Texte présenté:
Ponge | de l’entrée aux flics ou aux pompiers

de la question du suicide et de la poésie, et de l’art de résister aux paroles


note du 31 octobre 2009
En ces jours où le suicide, lié à l’univers du travail, devient une sorte de déclaration publique, comment ne pas relire ce texte de Ponge...

Et le relier à ce contexte du Parti pris des choses refusé de 1928 à 1935 (ajouter un an aux 2 derniers chiffres pour l’âge de l’auteur), complété alors de ces Proèmes, entre proclamation et poème, où s’élabore le Ponge définitif ? La semaine prochaine (avis aux intéressés), c’est Ponge qu’on met sur la table à l’UdeM et à la Laval. Notamment ses Pratiques d’écriture, ou l’inachèvement perpétuel. D’où le fait de proposer encore et encore à relire ce texte où chaque mot compte, définitivement.

Sur Ponge, voir aussi Les gens sont bien plus beaux qu’ils croient, à propos de son portrait peint par Dubuffet.

Ailleurs : à l’université Paris 12. Vidéo INA.

[Données extraites d'une collection]
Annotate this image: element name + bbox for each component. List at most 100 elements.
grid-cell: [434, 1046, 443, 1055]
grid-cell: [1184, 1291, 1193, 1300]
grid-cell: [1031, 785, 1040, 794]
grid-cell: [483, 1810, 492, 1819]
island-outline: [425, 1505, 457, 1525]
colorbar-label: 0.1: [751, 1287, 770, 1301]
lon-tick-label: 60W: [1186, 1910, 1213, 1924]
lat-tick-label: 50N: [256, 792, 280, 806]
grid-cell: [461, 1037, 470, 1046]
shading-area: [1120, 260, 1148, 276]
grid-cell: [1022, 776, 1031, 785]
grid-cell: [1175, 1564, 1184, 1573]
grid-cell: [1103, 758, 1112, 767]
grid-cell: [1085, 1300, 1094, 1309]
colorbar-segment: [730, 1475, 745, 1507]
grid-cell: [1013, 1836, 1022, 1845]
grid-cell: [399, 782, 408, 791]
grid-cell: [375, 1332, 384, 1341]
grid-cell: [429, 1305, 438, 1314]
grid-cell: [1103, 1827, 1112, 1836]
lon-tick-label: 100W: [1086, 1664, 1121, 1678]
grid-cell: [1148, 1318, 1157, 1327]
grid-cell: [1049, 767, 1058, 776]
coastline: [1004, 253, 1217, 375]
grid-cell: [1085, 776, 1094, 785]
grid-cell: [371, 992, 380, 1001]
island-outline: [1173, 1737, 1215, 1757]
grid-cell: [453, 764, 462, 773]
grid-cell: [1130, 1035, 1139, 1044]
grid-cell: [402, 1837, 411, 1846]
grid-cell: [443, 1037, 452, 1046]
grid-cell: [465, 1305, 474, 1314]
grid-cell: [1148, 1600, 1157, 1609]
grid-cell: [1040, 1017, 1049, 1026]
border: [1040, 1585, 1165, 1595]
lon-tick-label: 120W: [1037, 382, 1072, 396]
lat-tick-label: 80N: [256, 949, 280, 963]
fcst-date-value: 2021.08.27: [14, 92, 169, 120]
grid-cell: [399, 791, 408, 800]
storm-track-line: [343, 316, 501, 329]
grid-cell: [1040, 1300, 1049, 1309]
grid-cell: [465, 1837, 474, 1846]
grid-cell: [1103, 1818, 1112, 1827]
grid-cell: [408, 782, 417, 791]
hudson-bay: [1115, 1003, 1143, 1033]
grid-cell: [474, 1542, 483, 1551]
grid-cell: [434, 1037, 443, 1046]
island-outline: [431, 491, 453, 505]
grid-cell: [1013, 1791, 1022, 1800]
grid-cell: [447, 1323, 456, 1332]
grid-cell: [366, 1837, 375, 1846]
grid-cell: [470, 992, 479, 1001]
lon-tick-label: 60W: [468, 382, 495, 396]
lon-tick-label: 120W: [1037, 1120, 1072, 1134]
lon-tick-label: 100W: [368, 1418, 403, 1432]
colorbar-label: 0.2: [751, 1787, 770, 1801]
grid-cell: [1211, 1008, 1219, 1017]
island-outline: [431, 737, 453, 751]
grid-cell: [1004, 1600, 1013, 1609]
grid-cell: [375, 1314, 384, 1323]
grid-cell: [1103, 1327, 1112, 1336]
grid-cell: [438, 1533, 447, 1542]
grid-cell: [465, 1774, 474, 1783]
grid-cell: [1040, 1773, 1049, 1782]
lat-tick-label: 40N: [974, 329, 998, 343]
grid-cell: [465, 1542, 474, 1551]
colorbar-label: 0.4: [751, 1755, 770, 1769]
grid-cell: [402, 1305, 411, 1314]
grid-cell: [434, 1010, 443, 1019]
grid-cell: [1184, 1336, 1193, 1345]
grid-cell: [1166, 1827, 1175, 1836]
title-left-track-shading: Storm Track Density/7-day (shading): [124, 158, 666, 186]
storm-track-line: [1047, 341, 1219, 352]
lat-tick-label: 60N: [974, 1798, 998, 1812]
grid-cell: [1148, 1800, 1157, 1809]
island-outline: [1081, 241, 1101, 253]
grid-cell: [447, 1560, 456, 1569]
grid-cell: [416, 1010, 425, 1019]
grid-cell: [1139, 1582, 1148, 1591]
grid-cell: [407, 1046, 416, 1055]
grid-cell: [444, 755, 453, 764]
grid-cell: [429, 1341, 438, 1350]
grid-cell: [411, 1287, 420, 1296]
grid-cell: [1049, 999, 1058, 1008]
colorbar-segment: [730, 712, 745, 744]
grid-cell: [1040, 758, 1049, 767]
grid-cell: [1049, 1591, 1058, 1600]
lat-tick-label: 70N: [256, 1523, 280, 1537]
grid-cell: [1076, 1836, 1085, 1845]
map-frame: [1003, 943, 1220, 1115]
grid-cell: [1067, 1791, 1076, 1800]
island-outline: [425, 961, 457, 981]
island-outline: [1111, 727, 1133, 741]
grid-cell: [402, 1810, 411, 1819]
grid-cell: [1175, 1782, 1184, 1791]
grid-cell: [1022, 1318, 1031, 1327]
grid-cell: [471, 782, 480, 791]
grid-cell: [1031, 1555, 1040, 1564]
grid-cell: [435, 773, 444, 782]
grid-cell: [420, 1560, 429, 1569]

Consignes:
• A. D'après la note sur Ponge, de quelle année à quelle année le Parti pris des choses a-t-il été refusé ?
• B. Poursuivez la note sur Ponge après sa dernière phrase.

Résultats:
• A. De 1928 à 1935.

• B.
Francis Ponge | Rhétorique

 

Je suppose qu’il s’agit de sauver quelques jeunes hommes du suicide et quelques autres de l’entrée aux flics ou aux pompiers. Je pense à ceux qui se suicident par dégoût, parce qu’ils trouvent que les autres ont trop peu de part en eux-mêmes.

On peut leur dire : donnez tout au moins la parole à la minorité de vous-mêmes. Soyez poètes. Ils répondront : mais c’est là surtout, c’est la encore que je sens les autres en moi-même, lorsque je cherche à m’exprimer je n’y parviens pas ? Les paroles sont toutes faites et s‘expriment : elles ne m’expriment point. Là encore j’étouffe.

C’est alors qu’enseigner l’art de résister aux paroles devient utile, l’art de ne dire que ce que l’on veut dire, l’art de les violenter et de les soumettre. Somme toute fonder une rhétorique, ou plutôt apprendre à chacun l’art de fonder sa propre rhétorique, est une œuvre de salut public.

Cela sauve les seules, les rares personnes qu’il importe de sauver : celles qui ont la conscience et le souci et le dégoût des autres en eux-mêmes.

Celles qui peuvent faire avancer l’esprit, et à proprement parler changer la face des choses.

 

 

Ceux qui pratiquent les oeuvres complètes de Ponge savent que cette réflexion chez lui est permanente. En voici une prolongation :

Francis Ponge | Parler contre les paroles

 

Qu’on s’en persuade : il nous a bien fallu quelques raisons impérieuses pour devenir ou pour rester poètes. Notre premier mobile fut sans doute le dégoût de ce qu’on nous oblige à penser et à dire, de ce à quoi notre nature d’hommes nous force à prendre part.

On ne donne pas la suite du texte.